[EXERCISE PROMPT] Give back exactly the lines from the one holding "Convert this screenshot" to the bottom of the material, both included, and nothing more. No pictures.

──────────

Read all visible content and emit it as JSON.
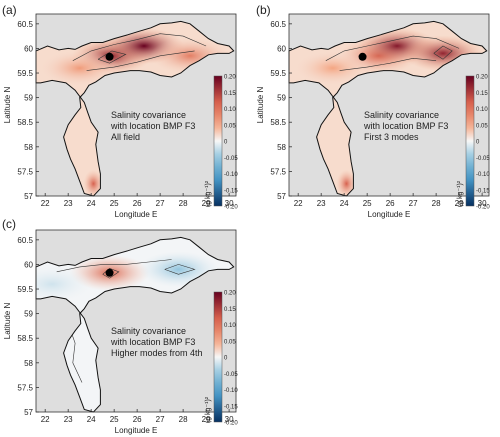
{
  "chart_data": [
    {
      "type": "heatmap",
      "panel_label": "(a)",
      "annotation": [
        "Salinity covariance",
        "with location BMP F3",
        "All field"
      ],
      "xlabel": "Longitude E",
      "ylabel": "Latitude N",
      "x_ticks": [
        "22",
        "23",
        "24",
        "25",
        "26",
        "27",
        "28",
        "29",
        "30"
      ],
      "y_ticks": [
        "57",
        "57.5",
        "58",
        "58.5",
        "59",
        "59.5",
        "60",
        "60.5"
      ],
      "xlim": [
        21.6,
        30.3
      ],
      "ylim": [
        57,
        60.7
      ],
      "marker": {
        "lon": 24.8,
        "lat": 59.83
      },
      "colorbar": {
        "label": "(g kg⁻¹)²",
        "ticks": [
          "0.20",
          "0.15",
          "0.10",
          "0.05",
          "0",
          "-0.05",
          "-0.10",
          "-0.15",
          "-0.20"
        ],
        "range": [
          -0.2,
          0.2
        ]
      },
      "hotspots": [
        {
          "lon": 24.9,
          "lat": 59.85,
          "value": 0.17
        },
        {
          "lon": 26.3,
          "lat": 60.05,
          "value": 0.2
        },
        {
          "lon": 28.3,
          "lat": 59.85,
          "value": 0.09
        },
        {
          "lon": 23.5,
          "lat": 59.6,
          "value": 0.06
        },
        {
          "lon": 24.1,
          "lat": 57.25,
          "value": 0.12
        }
      ]
    },
    {
      "type": "heatmap",
      "panel_label": "(b)",
      "annotation": [
        "Salinity covariance",
        "with location BMP F3",
        "First 3 modes"
      ],
      "xlabel": "Longitude E",
      "ylabel": "Latitude N",
      "x_ticks": [
        "22",
        "23",
        "24",
        "25",
        "26",
        "27",
        "28",
        "29",
        "30"
      ],
      "y_ticks": [
        "57",
        "57.5",
        "58",
        "58.5",
        "59",
        "59.5",
        "60",
        "60.5"
      ],
      "xlim": [
        21.6,
        30.3
      ],
      "ylim": [
        57,
        60.7
      ],
      "marker": {
        "lon": 24.8,
        "lat": 59.83
      },
      "colorbar": {
        "label": "(g kg⁻¹)²",
        "ticks": [
          "0.20",
          "0.15",
          "0.10",
          "0.05",
          "0",
          "-0.05",
          "-0.10",
          "-0.15",
          "-0.20"
        ],
        "range": [
          -0.2,
          0.2
        ]
      },
      "hotspots": [
        {
          "lon": 25.5,
          "lat": 59.85,
          "value": 0.12
        },
        {
          "lon": 26.3,
          "lat": 60.05,
          "value": 0.18
        },
        {
          "lon": 28.3,
          "lat": 59.9,
          "value": 0.17
        },
        {
          "lon": 23.5,
          "lat": 59.6,
          "value": 0.05
        },
        {
          "lon": 24.1,
          "lat": 57.25,
          "value": 0.12
        }
      ]
    },
    {
      "type": "heatmap",
      "panel_label": "(c)",
      "annotation": [
        "Salinity covariance",
        "with location BMP F3",
        "Higher modes from 4th"
      ],
      "xlabel": "Longitude E",
      "ylabel": "Latitude N",
      "x_ticks": [
        "22",
        "23",
        "24",
        "25",
        "26",
        "27",
        "28",
        "29",
        "30"
      ],
      "y_ticks": [
        "57",
        "57.5",
        "58",
        "58.5",
        "59",
        "59.5",
        "60",
        "60.5"
      ],
      "xlim": [
        21.6,
        30.3
      ],
      "ylim": [
        57,
        60.7
      ],
      "marker": {
        "lon": 24.8,
        "lat": 59.83
      },
      "colorbar": {
        "label": "(g kg⁻¹)²",
        "ticks": [
          "0.20",
          "0.15",
          "0.10",
          "0.05",
          "0",
          "-0.05",
          "-0.10",
          "-0.15",
          "-0.20"
        ],
        "range": [
          -0.2,
          0.2
        ]
      },
      "hotspots": [
        {
          "lon": 24.8,
          "lat": 59.83,
          "value": 0.11
        },
        {
          "lon": 27.8,
          "lat": 59.9,
          "value": -0.05
        },
        {
          "lon": 22.3,
          "lat": 59.6,
          "value": -0.02
        }
      ]
    }
  ]
}
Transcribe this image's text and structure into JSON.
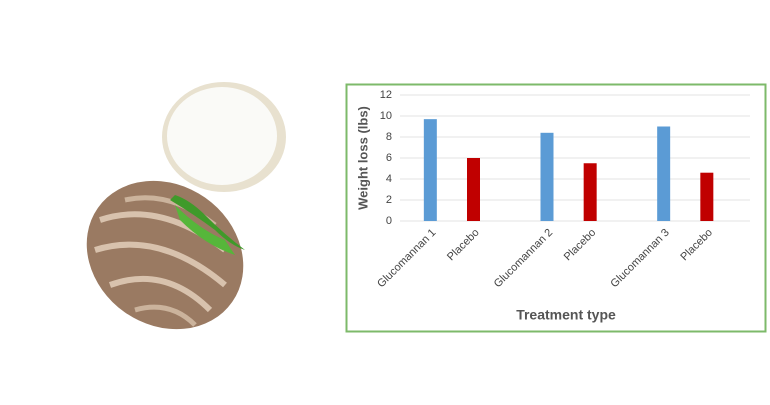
{
  "chart_data": {
    "type": "bar",
    "x_label": "Treatment type",
    "y_label": "Weight loss (lbs)",
    "categories": [
      "Glucomannan 1",
      "Placebo",
      "Glucomannan 2",
      "Placebo",
      "Glucomannan 3",
      "Placebo"
    ],
    "values": [
      9.7,
      6.0,
      8.4,
      5.5,
      9.0,
      4.6
    ],
    "colors": [
      "#5b9bd5",
      "#c00000",
      "#5b9bd5",
      "#c00000",
      "#5b9bd5",
      "#c00000"
    ],
    "ylim": [
      0,
      12
    ],
    "yticks": [
      0,
      2,
      4,
      6,
      8,
      10,
      12
    ],
    "grid": true
  }
}
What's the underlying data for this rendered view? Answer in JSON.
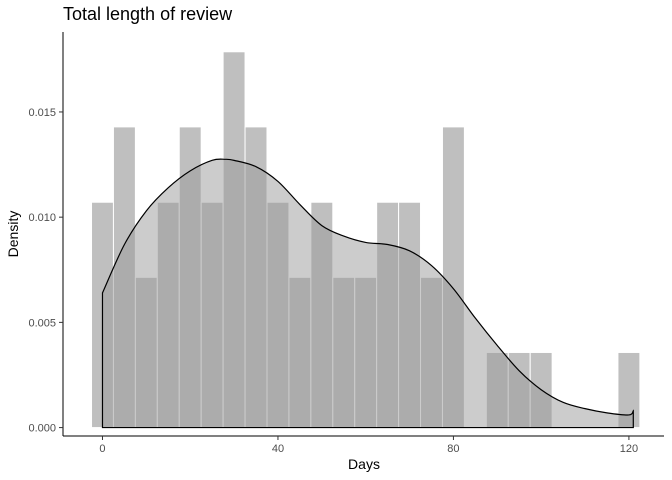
{
  "chart_data": {
    "type": "bar",
    "title": "Total length of review",
    "xlabel": "Days",
    "ylabel": "Density",
    "xlim": [
      -9,
      128
    ],
    "ylim": [
      -0.0004,
      0.0188
    ],
    "x_ticks": [
      0,
      40,
      80,
      120
    ],
    "x_tick_labels": [
      "0",
      "40",
      "80",
      "120"
    ],
    "y_ticks": [
      0.0,
      0.005,
      0.01,
      0.015
    ],
    "y_tick_labels": [
      "0.000",
      "0.005",
      "0.010",
      "0.015"
    ],
    "grid": false,
    "histogram": {
      "bin_width": 5,
      "bins": [
        {
          "x0": -2.5,
          "x1": 2.5,
          "density": 0.01071
        },
        {
          "x0": 2.5,
          "x1": 7.5,
          "density": 0.01429
        },
        {
          "x0": 7.5,
          "x1": 12.5,
          "density": 0.00714
        },
        {
          "x0": 12.5,
          "x1": 17.5,
          "density": 0.01071
        },
        {
          "x0": 17.5,
          "x1": 22.5,
          "density": 0.01429
        },
        {
          "x0": 22.5,
          "x1": 27.5,
          "density": 0.01071
        },
        {
          "x0": 27.5,
          "x1": 32.5,
          "density": 0.01786
        },
        {
          "x0": 32.5,
          "x1": 37.5,
          "density": 0.01429
        },
        {
          "x0": 37.5,
          "x1": 42.5,
          "density": 0.01071
        },
        {
          "x0": 42.5,
          "x1": 47.5,
          "density": 0.00714
        },
        {
          "x0": 47.5,
          "x1": 52.5,
          "density": 0.01071
        },
        {
          "x0": 52.5,
          "x1": 57.5,
          "density": 0.00714
        },
        {
          "x0": 57.5,
          "x1": 62.5,
          "density": 0.00714
        },
        {
          "x0": 62.5,
          "x1": 67.5,
          "density": 0.01071
        },
        {
          "x0": 67.5,
          "x1": 72.5,
          "density": 0.01071
        },
        {
          "x0": 72.5,
          "x1": 77.5,
          "density": 0.00714
        },
        {
          "x0": 77.5,
          "x1": 82.5,
          "density": 0.01429
        },
        {
          "x0": 82.5,
          "x1": 87.5,
          "density": 0
        },
        {
          "x0": 87.5,
          "x1": 92.5,
          "density": 0.00357
        },
        {
          "x0": 92.5,
          "x1": 97.5,
          "density": 0.00357
        },
        {
          "x0": 97.5,
          "x1": 102.5,
          "density": 0.00357
        },
        {
          "x0": 102.5,
          "x1": 107.5,
          "density": 0
        },
        {
          "x0": 107.5,
          "x1": 112.5,
          "density": 0
        },
        {
          "x0": 112.5,
          "x1": 117.5,
          "density": 0
        },
        {
          "x0": 117.5,
          "x1": 122.5,
          "density": 0.00357
        }
      ],
      "fill": "#bfbfbf"
    },
    "density_curve": {
      "x": [
        0,
        5,
        10,
        15,
        20,
        25,
        28,
        30,
        35,
        40,
        45,
        50,
        55,
        60,
        65,
        70,
        75,
        80,
        85,
        90,
        95,
        100,
        105,
        110,
        115,
        120,
        121
      ],
      "y": [
        0.0064,
        0.0087,
        0.0103,
        0.0114,
        0.0122,
        0.0127,
        0.01275,
        0.0127,
        0.0124,
        0.0117,
        0.0106,
        0.0096,
        0.0091,
        0.0088,
        0.0087,
        0.0084,
        0.0077,
        0.0066,
        0.0052,
        0.0039,
        0.0027,
        0.0018,
        0.0012,
        0.0009,
        0.0007,
        0.0006,
        0.0008
      ],
      "fill": "#999999",
      "fill_opacity": 0.5,
      "stroke": "#000000"
    }
  }
}
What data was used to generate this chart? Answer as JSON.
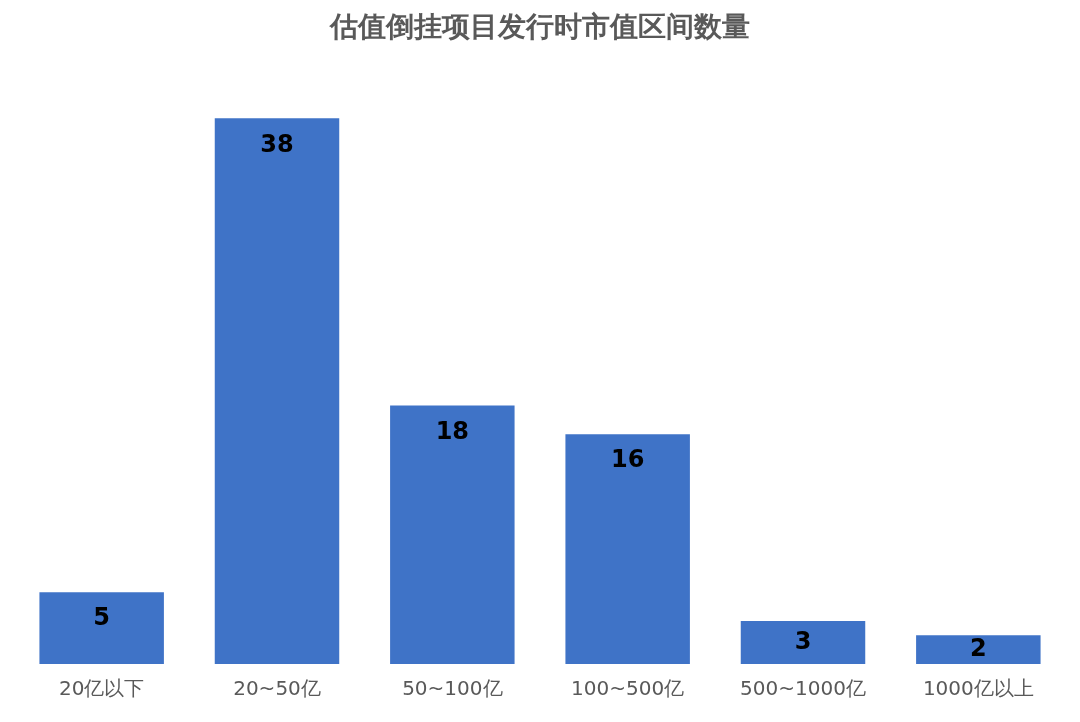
{
  "chart_data": {
    "type": "bar",
    "title": "估值倒挂项目发行时市值区间数量",
    "categories": [
      "20亿以下",
      "20~50亿",
      "50~100亿",
      "100~500亿",
      "500~1000亿",
      "1000亿以上"
    ],
    "values": [
      5,
      38,
      18,
      16,
      3,
      2
    ],
    "color": "#3f73c7",
    "data_labels": true,
    "legend": false,
    "grid": false
  }
}
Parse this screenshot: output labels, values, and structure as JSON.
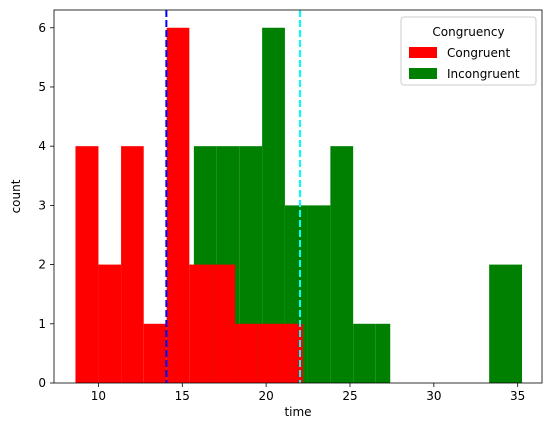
{
  "chart_data": {
    "type": "bar",
    "xlabel": "time",
    "ylabel": "count",
    "xlim": [
      7.35,
      36.45
    ],
    "ylim": [
      0,
      6.3
    ],
    "xticks": [
      10,
      15,
      20,
      25,
      30,
      35
    ],
    "yticks": [
      0,
      1,
      2,
      3,
      4,
      5,
      6
    ],
    "legend": {
      "title": "Congruency",
      "placement": "top-right",
      "entries": [
        "Congruent",
        "Incongruent"
      ]
    },
    "series": [
      {
        "name": "Incongruent",
        "color": "#008000",
        "bins": [
          {
            "x0": 15.69,
            "x1": 17.05,
            "count": 4
          },
          {
            "x0": 17.05,
            "x1": 18.4,
            "count": 4
          },
          {
            "x0": 18.4,
            "x1": 19.76,
            "count": 4
          },
          {
            "x0": 19.76,
            "x1": 21.12,
            "count": 6
          },
          {
            "x0": 21.12,
            "x1": 22.47,
            "count": 3
          },
          {
            "x0": 22.47,
            "x1": 23.83,
            "count": 3
          },
          {
            "x0": 23.83,
            "x1": 25.19,
            "count": 4
          },
          {
            "x0": 25.19,
            "x1": 26.54,
            "count": 1
          },
          {
            "x0": 26.54,
            "x1": 27.4,
            "count": 1
          },
          {
            "x0": 33.3,
            "x1": 35.26,
            "count": 2
          }
        ]
      },
      {
        "name": "Congruent",
        "color": "#ff0000",
        "bins": [
          {
            "x0": 8.63,
            "x1": 10.0,
            "count": 4
          },
          {
            "x0": 10.0,
            "x1": 11.35,
            "count": 2
          },
          {
            "x0": 11.35,
            "x1": 12.7,
            "count": 4
          },
          {
            "x0": 12.7,
            "x1": 14.07,
            "count": 1
          },
          {
            "x0": 14.07,
            "x1": 15.42,
            "count": 6
          },
          {
            "x0": 15.42,
            "x1": 16.78,
            "count": 2
          },
          {
            "x0": 16.78,
            "x1": 18.15,
            "count": 2
          },
          {
            "x0": 18.15,
            "x1": 19.5,
            "count": 1
          },
          {
            "x0": 19.5,
            "x1": 20.86,
            "count": 1
          },
          {
            "x0": 20.86,
            "x1": 22.2,
            "count": 1
          }
        ]
      }
    ],
    "reference_lines": [
      {
        "x": 14.05,
        "color": "#0000ff",
        "style": "dashed"
      },
      {
        "x": 22.02,
        "color": "#00ffff",
        "style": "dashed"
      }
    ]
  }
}
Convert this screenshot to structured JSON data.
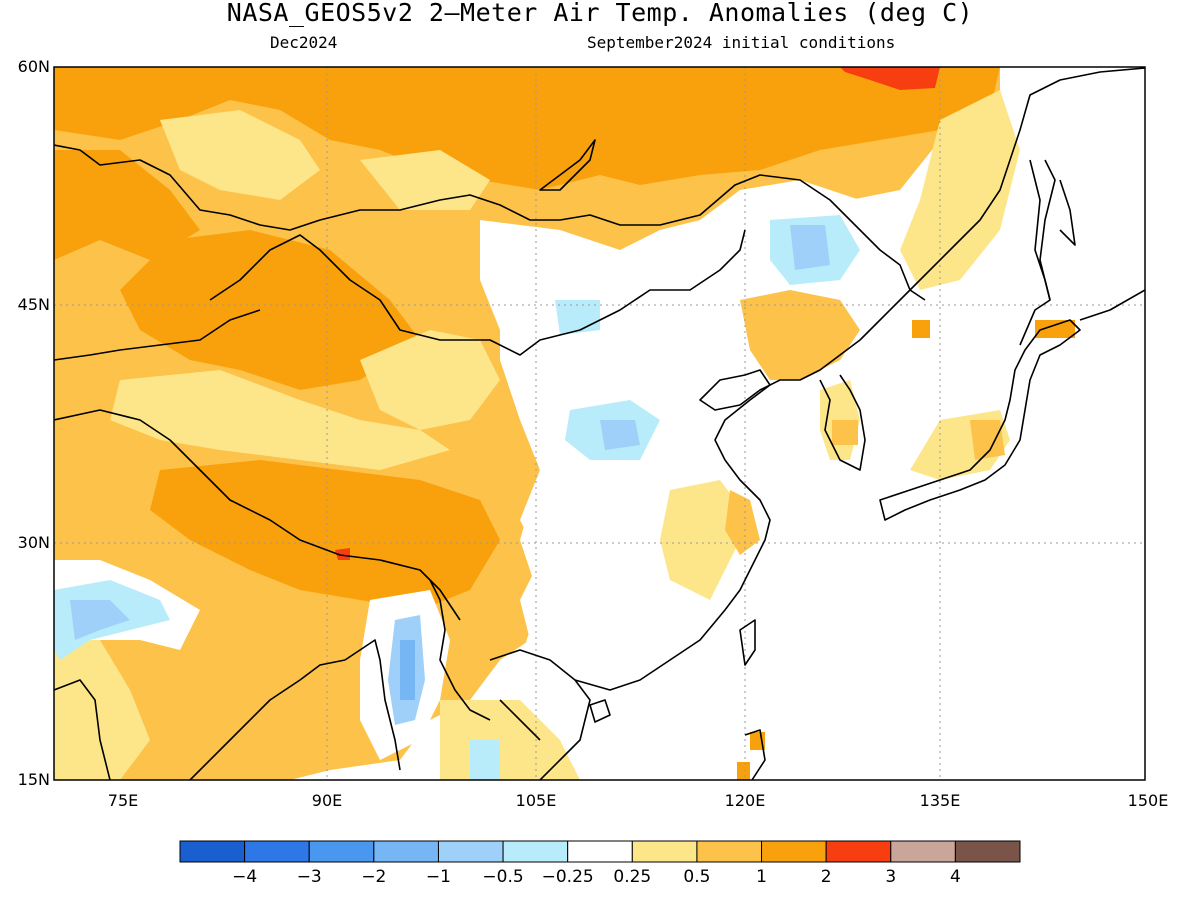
{
  "title": "NASA_GEOS5v2 2–Meter Air Temp. Anomalies (deg C)",
  "subtitle_left": "Dec2024",
  "subtitle_right": "September2024 initial conditions",
  "map": {
    "lon_range": [
      70,
      150
    ],
    "lat_range": [
      15,
      60
    ],
    "lat_ticks": [
      "60N",
      "45N",
      "30N",
      "15N"
    ],
    "lon_ticks": [
      "75E",
      "90E",
      "105E",
      "120E",
      "135E",
      "150E"
    ],
    "grid": true
  },
  "colorbar": {
    "colors": [
      "#1a5fcf",
      "#2d78e6",
      "#4a97f0",
      "#77b6f5",
      "#9fd0fa",
      "#b8ecfa",
      "#ffffff",
      "#fde68a",
      "#fcc24a",
      "#f9a10d",
      "#f73e10",
      "#c9a59a",
      "#7a5448"
    ],
    "labels": [
      "−4",
      "−3",
      "−2",
      "−1",
      "−0.5",
      "−0.25",
      "0.25",
      "0.5",
      "1",
      "2",
      "3",
      "4"
    ]
  }
}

──────────

[ANSWER BELOW]
Convert this screenshot to structured JSON data.
{
  "title": "NASA_GEOS5v2 2–Meter Air Temp. Anomalies (deg C)",
  "subtitle_left": "Dec2024",
  "subtitle_right": "September2024 initial conditions",
  "map": {
    "lon_range": [
      70,
      150
    ],
    "lat_range": [
      15,
      60
    ],
    "lat_ticks": [
      "60N",
      "45N",
      "30N",
      "15N"
    ],
    "lon_ticks": [
      "75E",
      "90E",
      "105E",
      "120E",
      "135E",
      "150E"
    ],
    "grid": true
  },
  "colorbar": {
    "colors": [
      "#1a5fcf",
      "#2d78e6",
      "#4a97f0",
      "#77b6f5",
      "#9fd0fa",
      "#b8ecfa",
      "#ffffff",
      "#fde68a",
      "#fcc24a",
      "#f9a10d",
      "#f73e10",
      "#c9a59a",
      "#7a5448"
    ],
    "labels": [
      "−4",
      "−3",
      "−2",
      "−1",
      "−0.5",
      "−0.25",
      "0.25",
      "0.5",
      "1",
      "2",
      "3",
      "4"
    ]
  }
}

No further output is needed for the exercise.